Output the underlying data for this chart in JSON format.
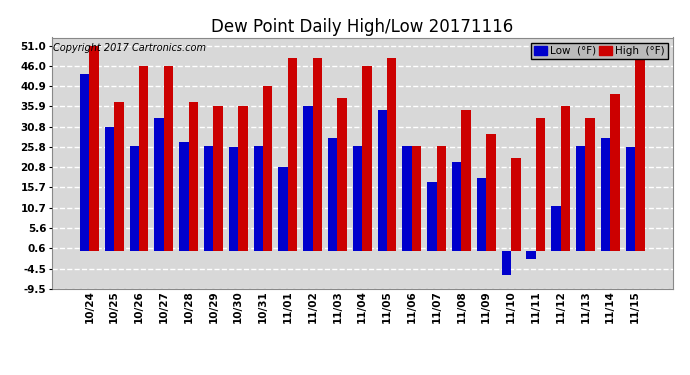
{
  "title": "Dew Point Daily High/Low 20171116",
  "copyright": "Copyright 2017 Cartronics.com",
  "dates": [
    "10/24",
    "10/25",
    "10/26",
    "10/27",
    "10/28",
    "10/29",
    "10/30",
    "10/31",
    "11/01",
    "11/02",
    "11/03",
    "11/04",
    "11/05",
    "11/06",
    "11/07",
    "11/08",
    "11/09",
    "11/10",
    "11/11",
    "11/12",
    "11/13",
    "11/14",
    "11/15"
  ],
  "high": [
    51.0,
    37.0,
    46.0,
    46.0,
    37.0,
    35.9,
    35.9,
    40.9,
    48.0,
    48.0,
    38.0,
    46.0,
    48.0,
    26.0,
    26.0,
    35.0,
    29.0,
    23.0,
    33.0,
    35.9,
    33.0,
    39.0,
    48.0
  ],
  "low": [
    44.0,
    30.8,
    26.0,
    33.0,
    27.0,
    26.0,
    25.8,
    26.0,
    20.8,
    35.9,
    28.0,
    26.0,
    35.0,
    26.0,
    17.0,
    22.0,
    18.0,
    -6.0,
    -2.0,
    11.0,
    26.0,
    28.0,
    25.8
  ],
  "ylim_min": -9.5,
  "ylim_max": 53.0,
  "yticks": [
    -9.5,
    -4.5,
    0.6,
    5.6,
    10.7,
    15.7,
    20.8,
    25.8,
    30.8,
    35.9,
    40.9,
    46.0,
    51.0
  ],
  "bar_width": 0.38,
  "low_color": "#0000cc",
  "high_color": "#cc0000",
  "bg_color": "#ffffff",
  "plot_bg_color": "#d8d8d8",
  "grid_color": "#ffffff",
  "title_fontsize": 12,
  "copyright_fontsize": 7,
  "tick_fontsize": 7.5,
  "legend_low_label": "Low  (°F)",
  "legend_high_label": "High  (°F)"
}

-=-=-

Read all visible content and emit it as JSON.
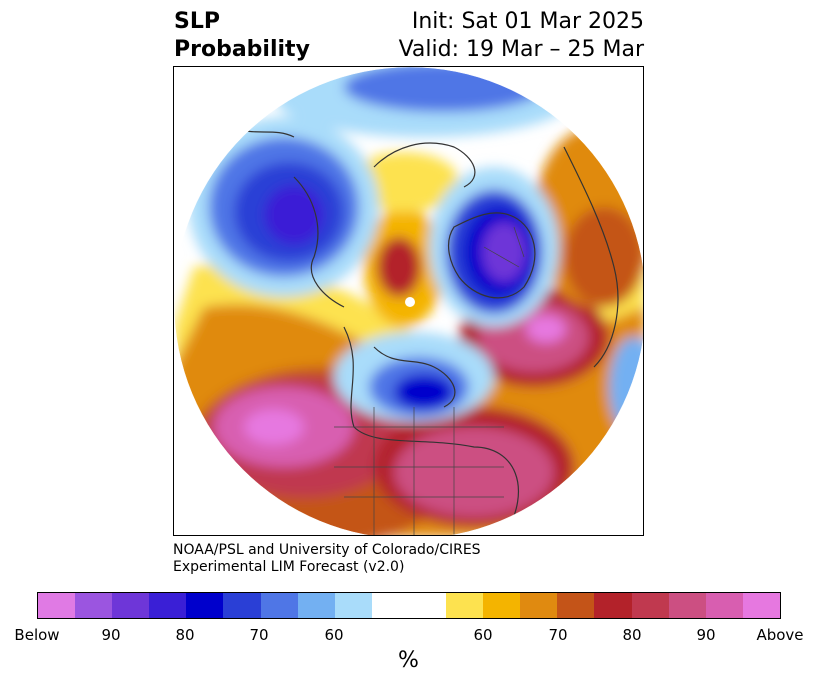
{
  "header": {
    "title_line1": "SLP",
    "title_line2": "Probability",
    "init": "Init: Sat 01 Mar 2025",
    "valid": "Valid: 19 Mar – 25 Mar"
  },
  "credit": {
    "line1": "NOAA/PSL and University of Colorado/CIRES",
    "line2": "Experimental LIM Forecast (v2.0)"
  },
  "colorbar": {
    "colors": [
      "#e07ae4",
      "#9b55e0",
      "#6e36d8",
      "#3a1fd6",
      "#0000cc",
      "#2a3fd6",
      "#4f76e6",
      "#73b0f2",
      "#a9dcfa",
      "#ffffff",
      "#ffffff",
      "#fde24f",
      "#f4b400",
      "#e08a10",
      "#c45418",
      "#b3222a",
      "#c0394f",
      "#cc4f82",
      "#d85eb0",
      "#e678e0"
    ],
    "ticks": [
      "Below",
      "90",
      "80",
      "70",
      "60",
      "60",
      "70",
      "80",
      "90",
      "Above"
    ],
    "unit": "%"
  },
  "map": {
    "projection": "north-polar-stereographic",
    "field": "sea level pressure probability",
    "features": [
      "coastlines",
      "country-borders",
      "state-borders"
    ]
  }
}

-=-=-

*What this task involves*. Search the lines for the string "JSON" and copy every line that has it.

*Completed exercise*.
Output the underlying data for this chart in JSON format.
Read all visible content and emit it as JSON.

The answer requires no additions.